- [Work instructions] All of the material below is to be returned exactly.

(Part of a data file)
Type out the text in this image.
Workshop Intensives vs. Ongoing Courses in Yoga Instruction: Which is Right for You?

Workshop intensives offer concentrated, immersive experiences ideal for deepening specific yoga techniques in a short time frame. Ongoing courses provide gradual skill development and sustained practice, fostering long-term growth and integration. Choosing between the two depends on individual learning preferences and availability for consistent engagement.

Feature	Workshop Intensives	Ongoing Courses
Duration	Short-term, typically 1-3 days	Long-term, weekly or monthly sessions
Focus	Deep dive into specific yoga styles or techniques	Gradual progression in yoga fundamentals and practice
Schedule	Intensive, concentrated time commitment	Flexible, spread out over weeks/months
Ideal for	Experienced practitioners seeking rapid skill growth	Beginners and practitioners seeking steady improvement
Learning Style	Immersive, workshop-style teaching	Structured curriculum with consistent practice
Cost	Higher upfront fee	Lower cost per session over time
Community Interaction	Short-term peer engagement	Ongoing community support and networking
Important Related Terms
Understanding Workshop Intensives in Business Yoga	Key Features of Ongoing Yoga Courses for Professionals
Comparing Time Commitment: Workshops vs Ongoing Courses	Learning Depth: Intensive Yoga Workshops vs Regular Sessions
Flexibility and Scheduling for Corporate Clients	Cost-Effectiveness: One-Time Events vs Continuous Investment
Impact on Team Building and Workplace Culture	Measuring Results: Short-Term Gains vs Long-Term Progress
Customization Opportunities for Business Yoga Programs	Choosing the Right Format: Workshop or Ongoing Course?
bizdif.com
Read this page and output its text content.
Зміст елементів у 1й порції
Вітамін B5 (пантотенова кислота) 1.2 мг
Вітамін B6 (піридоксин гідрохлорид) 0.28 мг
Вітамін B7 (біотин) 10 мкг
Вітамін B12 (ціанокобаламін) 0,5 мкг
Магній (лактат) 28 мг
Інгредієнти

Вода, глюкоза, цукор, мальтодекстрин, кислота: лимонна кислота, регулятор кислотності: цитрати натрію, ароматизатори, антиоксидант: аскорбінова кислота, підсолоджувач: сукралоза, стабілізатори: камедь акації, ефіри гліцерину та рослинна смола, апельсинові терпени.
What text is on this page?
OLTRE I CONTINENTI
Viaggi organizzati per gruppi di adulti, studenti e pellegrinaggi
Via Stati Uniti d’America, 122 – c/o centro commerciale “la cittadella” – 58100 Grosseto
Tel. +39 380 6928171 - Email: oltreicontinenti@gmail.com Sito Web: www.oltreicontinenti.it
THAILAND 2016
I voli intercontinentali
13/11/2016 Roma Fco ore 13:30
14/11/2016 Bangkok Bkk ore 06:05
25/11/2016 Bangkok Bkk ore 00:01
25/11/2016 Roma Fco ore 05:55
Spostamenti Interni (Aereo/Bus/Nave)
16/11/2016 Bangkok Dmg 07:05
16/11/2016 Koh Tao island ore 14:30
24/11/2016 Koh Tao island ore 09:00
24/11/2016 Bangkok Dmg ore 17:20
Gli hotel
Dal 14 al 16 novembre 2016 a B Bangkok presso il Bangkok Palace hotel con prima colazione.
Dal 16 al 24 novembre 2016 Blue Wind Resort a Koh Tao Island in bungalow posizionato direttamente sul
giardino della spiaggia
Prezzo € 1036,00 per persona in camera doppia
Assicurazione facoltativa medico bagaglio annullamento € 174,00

- [Result of the task]
Type out the text in this image.
Workshop Intensives vs. Ongoing Courses in Yoga Instruction: Which is Right for You?

Workshop intensives offer concentrated, immersive experiences ideal for deepening specific yoga techniques in a short time frame. Ongoing courses provide gradual skill development and sustained practice, fostering long-term growth and integration. Choosing between the two depends on individual learning preferences and availability for consistent engagement.

Feature	Workshop Intensives	Ongoing Courses
Duration	Short-term, typically 1-3 days	Long-term, weekly or monthly sessions
Focus	Deep dive into specific yoga styles or techniques	Gradual progression in yoga fundamentals and practice
Schedule	Intensive, concentrated time commitment	Flexible, spread out over weeks/months
Ideal for	Experienced practitioners seeking rapid skill growth	Beginners and practitioners seeking steady improvement
Learning Style	Immersive, workshop-style teaching	Structured curriculum with consistent practice
Cost	Higher upfront fee	Lower cost per session over time
Community Interaction	Short-term peer engagement	Ongoing community support and networking
Important Related Terms
Understanding Workshop Intensives in Business Yoga	Key Features of Ongoing Yoga Courses for Professionals
Comparing Time Commitment: Workshops vs Ongoing Courses	Learning Depth: Intensive Yoga Workshops vs Regular Sessions
Flexibility and Scheduling for Corporate Clients	Cost-Effectiveness: One-Time Events vs Continuous Investment
Impact on Team Building and Workplace Culture	Measuring Results: Short-Term Gains vs Long-Term Progress
Customization Opportunities for Business Yoga Programs	Choosing the Right Format: Workshop or Ongoing Course?
bizdif.com
Read this page and output its text content.
Зміст елементів у 1й порції
Вітамін B5 (пантотенова кислота) 1.2 мг
Вітамін B6 (піридоксин гідрохлорид) 0.28 мг
Вітамін B7 (біотин) 10 мкг
Вітамін B12 (ціанокобаламін) 0,5 мкг
Магній (лактат) 28 мг
Інгредієнти

Вода, глюкоза, цукор, мальтодекстрин, кислота: лимонна кислота, регулятор кислотності: цитрати натрію, ароматизатори, антиоксидант: аскорбінова кислота, підсолоджувач: сукралоза, стабілізатори: камедь акації, ефіри гліцерину та рослинна смола, апельсинові терпени.
What text is on this page?
OLTRE I CONTINENTI
Viaggi organizzati per gruppi di adulti, studenti e pellegrinaggi
Via Stati Uniti d’America, 122 – c/o centro commerciale “la cittadella” – 58100 Grosseto
Tel. +39 380 6928171 - Email: oltreicontinenti@gmail.com Sito Web: www.oltreicontinenti.it
THAILAND 2016
I voli intercontinentali
13/11/2016 Roma Fco ore 13:30
14/11/2016 Bangkok Bkk ore 06:05
25/11/2016 Bangkok Bkk ore 00:01
25/11/2016 Roma Fco ore 05:55
Spostamenti Interni (Aereo/Bus/Nave)
16/11/2016 Bangkok Dmg 07:05
16/11/2016 Koh Tao island ore 14:30
24/11/2016 Koh Tao island ore 09:00
24/11/2016 Bangkok Dmg ore 17:20
Gli hotel
Dal 14 al 16 novembre 2016 a B Bangkok presso il Bangkok Palace hotel con prima colazione.
Dal 16 al 24 novembre 2016 Blue Wind Resort a Koh Tao Island in bungalow posizionato direttamente sul
giardino della spiaggia
Prezzo € 1036,00 per persona in camera doppia
Assicurazione facoltativa medico bagaglio annullamento € 174,00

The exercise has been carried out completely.